*Supplied records*

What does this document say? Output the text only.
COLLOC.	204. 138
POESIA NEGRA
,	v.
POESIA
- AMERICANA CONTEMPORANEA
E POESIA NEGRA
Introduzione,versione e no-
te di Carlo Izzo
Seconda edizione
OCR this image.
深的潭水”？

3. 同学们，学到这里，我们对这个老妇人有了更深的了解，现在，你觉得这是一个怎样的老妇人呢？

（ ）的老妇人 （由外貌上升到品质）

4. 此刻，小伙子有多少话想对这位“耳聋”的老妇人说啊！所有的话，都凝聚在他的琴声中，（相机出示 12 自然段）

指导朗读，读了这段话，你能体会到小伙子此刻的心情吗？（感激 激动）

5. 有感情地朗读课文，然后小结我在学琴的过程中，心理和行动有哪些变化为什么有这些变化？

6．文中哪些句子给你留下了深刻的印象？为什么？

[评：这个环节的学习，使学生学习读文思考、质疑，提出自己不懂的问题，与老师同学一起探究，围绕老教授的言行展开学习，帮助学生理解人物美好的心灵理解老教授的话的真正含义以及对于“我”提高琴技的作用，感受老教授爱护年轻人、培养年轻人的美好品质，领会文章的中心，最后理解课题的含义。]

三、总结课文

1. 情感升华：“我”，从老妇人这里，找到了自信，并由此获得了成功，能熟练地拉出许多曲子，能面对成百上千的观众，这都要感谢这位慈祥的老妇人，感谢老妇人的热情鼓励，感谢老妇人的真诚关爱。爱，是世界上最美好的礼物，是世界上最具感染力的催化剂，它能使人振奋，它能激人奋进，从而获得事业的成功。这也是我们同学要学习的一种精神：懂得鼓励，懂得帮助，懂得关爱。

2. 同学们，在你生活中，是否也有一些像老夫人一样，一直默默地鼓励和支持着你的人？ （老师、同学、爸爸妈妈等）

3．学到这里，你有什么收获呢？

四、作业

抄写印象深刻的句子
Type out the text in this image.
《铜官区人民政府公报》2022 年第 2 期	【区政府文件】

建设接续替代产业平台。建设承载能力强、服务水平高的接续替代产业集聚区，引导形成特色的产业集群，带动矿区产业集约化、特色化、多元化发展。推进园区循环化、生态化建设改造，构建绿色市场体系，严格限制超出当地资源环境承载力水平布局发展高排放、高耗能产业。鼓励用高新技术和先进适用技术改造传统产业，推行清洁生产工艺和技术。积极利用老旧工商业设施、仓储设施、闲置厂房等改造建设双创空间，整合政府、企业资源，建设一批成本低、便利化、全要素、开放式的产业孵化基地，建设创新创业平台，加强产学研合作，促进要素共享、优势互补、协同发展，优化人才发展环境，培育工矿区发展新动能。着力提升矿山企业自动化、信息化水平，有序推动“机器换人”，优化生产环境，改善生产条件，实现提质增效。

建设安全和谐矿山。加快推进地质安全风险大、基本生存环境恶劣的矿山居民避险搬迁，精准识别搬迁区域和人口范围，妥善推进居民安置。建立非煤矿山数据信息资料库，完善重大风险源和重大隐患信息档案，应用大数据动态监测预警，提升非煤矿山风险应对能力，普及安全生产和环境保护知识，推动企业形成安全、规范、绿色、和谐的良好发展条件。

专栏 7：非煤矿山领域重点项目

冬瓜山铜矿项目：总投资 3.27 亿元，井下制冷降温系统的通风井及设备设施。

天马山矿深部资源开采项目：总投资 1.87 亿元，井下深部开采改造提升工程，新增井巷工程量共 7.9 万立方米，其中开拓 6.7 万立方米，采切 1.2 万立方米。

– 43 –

*Exercise instructions*
Show every line that contains the word "text".

*Written solution*
What does this document say? Output the text only.
Type out the text in this image.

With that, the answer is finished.